## [WORK INSTRUCTIONS]
Look for the string "также" and copy every line that has it.

## [Stored data entries]
==========
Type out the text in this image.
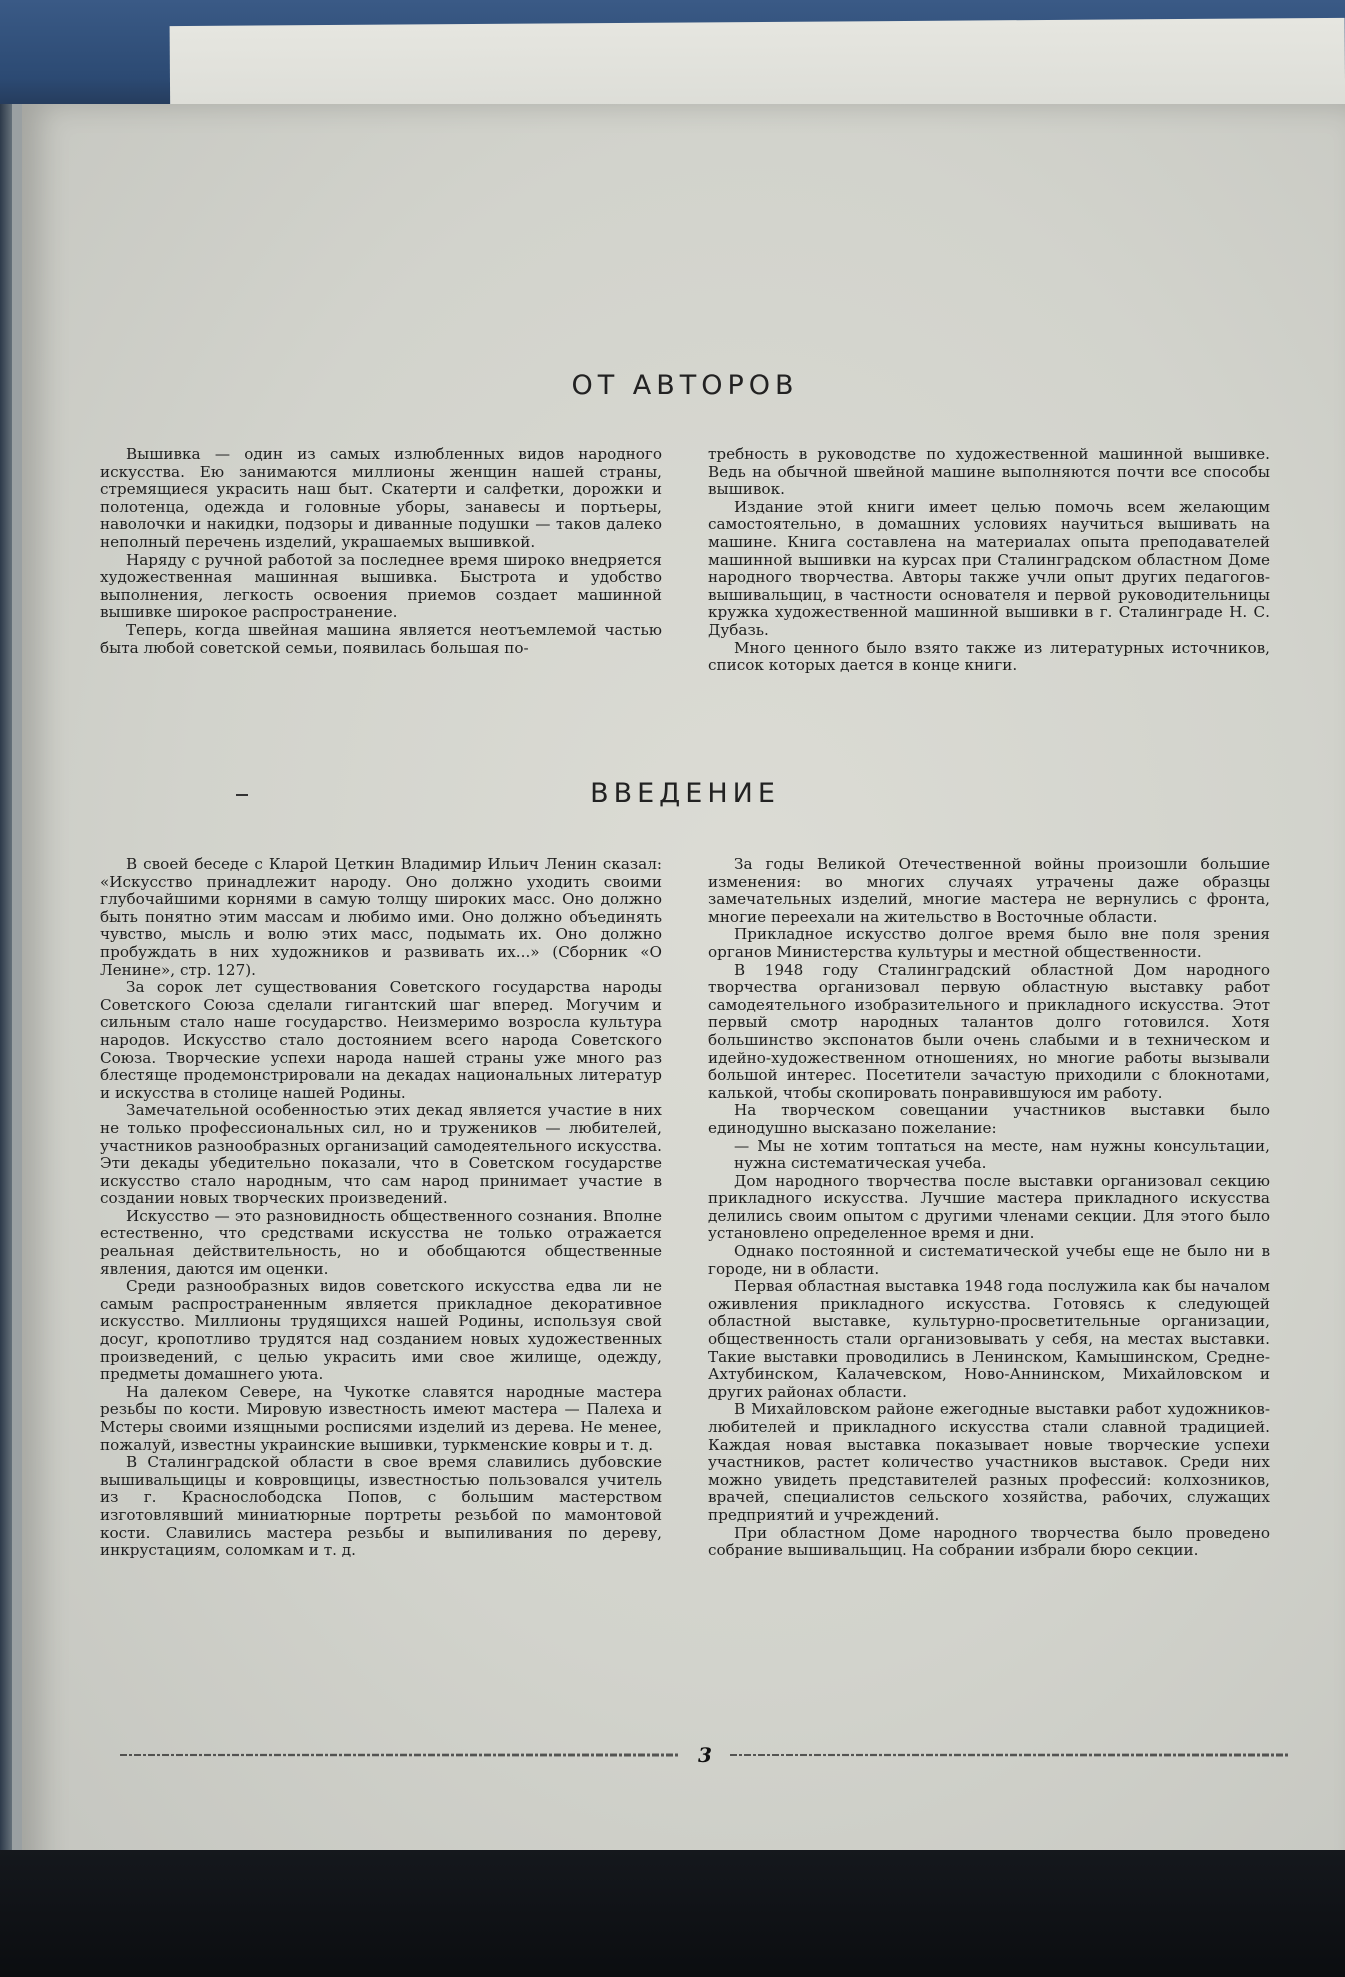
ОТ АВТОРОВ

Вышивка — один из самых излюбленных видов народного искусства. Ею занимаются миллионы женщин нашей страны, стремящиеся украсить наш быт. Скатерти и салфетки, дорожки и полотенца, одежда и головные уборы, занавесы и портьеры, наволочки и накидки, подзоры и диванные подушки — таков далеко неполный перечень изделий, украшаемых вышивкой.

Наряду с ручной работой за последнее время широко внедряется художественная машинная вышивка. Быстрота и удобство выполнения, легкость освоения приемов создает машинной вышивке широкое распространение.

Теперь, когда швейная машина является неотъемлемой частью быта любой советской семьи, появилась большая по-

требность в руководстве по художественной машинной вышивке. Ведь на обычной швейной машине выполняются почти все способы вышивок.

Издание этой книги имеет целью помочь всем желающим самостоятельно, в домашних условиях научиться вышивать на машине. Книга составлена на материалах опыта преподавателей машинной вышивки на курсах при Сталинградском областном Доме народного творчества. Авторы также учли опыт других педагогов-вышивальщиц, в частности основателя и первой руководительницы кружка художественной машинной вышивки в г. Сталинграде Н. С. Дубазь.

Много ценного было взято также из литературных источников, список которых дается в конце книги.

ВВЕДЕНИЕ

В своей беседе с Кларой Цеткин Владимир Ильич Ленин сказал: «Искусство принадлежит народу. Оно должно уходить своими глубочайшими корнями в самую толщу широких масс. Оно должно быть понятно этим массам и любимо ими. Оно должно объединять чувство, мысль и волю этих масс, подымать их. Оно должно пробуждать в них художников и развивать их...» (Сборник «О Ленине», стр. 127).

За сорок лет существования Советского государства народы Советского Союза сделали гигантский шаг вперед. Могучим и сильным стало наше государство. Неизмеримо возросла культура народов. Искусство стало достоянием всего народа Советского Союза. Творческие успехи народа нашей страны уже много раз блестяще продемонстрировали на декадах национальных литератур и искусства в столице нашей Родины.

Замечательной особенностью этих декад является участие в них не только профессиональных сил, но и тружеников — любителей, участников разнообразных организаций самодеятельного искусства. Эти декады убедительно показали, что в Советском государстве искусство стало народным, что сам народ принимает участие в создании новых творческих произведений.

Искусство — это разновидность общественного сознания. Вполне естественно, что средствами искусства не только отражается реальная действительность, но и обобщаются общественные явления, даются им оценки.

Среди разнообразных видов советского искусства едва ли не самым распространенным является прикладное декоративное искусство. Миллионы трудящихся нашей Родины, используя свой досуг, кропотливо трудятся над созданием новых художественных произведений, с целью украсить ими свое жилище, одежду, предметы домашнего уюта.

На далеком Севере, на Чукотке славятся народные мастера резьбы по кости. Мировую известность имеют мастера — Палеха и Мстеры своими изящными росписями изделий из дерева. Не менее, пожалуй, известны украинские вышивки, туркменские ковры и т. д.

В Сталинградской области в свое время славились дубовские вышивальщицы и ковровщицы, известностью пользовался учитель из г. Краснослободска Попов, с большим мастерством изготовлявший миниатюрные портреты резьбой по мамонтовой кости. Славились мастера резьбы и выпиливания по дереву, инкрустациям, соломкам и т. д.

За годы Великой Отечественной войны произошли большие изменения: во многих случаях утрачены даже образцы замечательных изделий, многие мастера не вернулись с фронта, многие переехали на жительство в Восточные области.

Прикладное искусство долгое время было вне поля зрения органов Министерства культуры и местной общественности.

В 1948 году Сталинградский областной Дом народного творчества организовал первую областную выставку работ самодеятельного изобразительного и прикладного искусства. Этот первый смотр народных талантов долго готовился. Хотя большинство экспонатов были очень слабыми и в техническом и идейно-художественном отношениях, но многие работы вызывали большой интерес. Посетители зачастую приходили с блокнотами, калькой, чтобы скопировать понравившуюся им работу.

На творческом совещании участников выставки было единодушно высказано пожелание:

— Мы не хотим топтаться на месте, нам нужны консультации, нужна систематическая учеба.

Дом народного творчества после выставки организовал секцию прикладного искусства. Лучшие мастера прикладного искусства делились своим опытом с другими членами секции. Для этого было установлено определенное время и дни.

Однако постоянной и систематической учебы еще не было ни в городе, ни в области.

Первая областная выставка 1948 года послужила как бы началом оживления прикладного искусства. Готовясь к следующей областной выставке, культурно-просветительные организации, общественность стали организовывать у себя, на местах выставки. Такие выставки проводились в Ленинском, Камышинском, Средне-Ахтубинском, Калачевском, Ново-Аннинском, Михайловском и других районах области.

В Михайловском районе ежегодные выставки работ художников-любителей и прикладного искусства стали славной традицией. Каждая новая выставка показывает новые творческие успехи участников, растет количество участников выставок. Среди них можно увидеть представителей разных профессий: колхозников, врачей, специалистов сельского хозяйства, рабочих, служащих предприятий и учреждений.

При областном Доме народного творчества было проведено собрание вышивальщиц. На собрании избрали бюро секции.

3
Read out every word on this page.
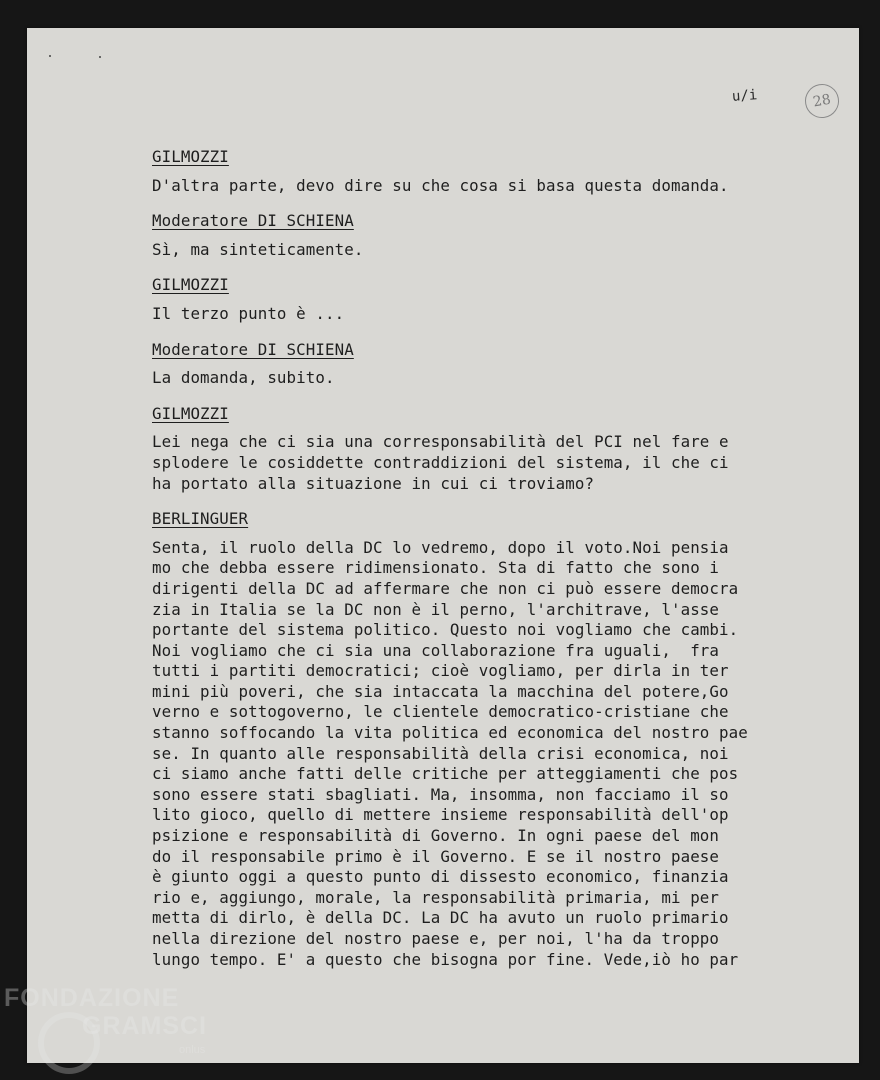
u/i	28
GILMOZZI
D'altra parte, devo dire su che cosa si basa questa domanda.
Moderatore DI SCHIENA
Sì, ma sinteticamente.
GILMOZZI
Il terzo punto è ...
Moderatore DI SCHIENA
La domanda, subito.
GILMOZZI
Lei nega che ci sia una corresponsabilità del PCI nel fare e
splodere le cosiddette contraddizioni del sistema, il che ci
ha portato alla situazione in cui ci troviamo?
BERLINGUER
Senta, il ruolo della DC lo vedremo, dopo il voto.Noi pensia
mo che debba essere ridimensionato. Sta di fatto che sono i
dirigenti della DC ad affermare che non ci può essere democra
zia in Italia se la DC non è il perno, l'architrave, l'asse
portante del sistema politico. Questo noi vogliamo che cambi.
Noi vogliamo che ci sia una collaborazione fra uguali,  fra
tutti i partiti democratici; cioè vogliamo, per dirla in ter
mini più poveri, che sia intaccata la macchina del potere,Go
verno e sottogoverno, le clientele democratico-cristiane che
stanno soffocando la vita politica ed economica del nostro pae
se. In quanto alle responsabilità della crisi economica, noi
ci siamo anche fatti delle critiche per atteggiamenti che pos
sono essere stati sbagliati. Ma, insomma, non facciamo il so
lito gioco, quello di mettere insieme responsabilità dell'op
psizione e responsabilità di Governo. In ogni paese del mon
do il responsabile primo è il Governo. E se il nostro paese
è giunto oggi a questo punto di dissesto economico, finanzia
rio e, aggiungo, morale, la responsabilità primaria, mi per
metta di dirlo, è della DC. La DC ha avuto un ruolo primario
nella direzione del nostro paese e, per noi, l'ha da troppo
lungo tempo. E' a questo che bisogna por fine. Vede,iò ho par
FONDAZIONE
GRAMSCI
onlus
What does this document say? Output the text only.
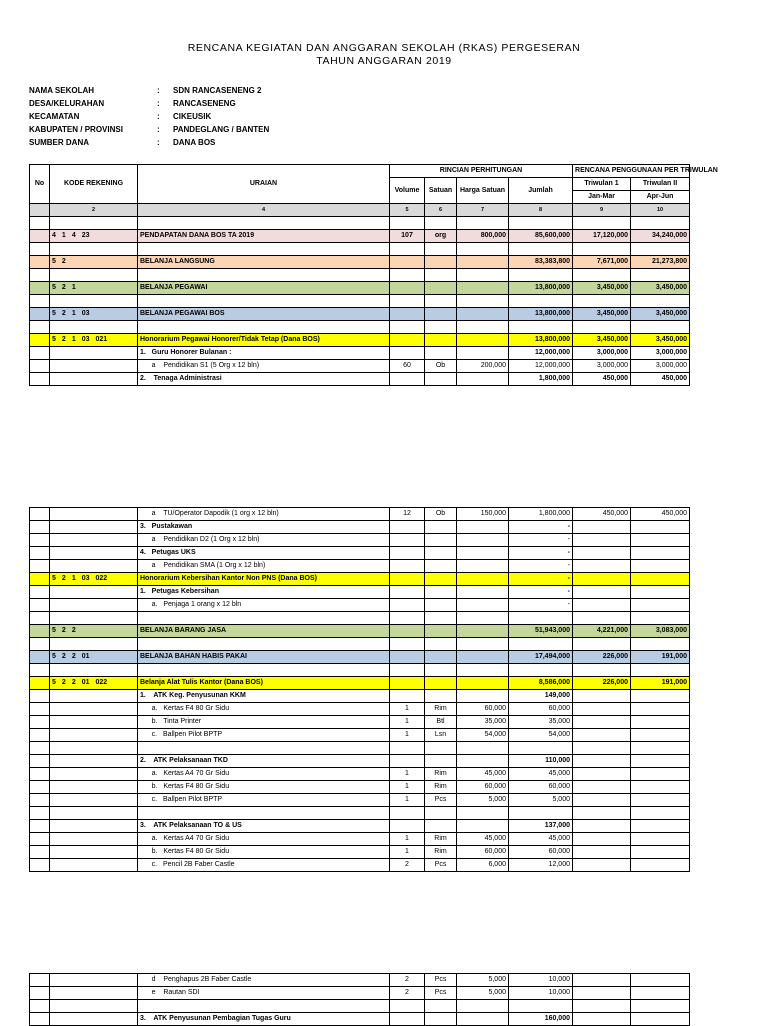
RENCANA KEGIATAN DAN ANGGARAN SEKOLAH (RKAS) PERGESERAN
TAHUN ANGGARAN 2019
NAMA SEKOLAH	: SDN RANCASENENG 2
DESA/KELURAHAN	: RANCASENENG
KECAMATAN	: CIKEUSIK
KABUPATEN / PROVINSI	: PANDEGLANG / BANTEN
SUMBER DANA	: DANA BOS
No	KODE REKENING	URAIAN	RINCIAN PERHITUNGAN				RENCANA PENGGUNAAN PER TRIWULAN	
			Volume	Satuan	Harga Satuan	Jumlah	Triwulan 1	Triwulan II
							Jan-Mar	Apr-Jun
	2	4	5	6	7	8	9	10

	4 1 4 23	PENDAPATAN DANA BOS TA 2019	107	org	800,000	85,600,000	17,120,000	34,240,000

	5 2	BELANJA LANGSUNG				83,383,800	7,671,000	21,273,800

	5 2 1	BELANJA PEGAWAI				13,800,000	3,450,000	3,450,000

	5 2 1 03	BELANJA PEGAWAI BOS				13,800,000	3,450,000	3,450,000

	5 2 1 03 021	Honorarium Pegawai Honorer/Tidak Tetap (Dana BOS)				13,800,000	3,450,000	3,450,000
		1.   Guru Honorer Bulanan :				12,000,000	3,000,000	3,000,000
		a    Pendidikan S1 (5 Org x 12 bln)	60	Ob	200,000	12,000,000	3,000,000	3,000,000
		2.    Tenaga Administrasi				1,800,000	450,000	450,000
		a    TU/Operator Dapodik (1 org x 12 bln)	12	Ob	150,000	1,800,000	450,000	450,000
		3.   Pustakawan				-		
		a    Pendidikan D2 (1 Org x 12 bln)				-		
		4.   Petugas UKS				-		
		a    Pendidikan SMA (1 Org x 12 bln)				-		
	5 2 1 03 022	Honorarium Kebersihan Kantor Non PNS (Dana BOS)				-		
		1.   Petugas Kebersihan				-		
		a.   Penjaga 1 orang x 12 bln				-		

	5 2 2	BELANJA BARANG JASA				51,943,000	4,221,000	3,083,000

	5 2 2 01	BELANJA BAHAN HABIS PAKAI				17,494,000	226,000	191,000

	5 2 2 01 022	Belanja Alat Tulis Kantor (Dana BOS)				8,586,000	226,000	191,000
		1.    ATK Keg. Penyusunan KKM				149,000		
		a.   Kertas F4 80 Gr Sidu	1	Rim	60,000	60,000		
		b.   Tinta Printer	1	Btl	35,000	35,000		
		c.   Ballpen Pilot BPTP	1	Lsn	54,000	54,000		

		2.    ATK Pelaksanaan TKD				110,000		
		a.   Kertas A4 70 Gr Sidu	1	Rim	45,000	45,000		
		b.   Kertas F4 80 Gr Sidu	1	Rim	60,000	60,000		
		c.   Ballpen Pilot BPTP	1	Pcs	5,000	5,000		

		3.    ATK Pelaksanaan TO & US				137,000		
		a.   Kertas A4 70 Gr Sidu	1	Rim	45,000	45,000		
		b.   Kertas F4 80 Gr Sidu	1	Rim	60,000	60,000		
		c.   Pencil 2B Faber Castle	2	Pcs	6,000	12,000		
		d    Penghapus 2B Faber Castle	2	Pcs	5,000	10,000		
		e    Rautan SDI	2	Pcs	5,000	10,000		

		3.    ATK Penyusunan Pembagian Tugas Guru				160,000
==========
## [ANSWER TO THIS EXERCISE]
Издание этой книги имеет целью помочь всем желающим самостоятельно, в домашних условиях научиться вышивать на машине. Книга составлена на материалах опыта преподавателей машинной вышивки на курсах при Сталинградском областном Доме народного творчества. Авторы также учли опыт других педагогов-вышивальщиц, в частности основателя и первой руководительницы кружка художественной машинной вышивки в г. Сталинграде Н. С. Дубазь.
Много ценного было взято также из литературных источников, список которых дается в конце книги.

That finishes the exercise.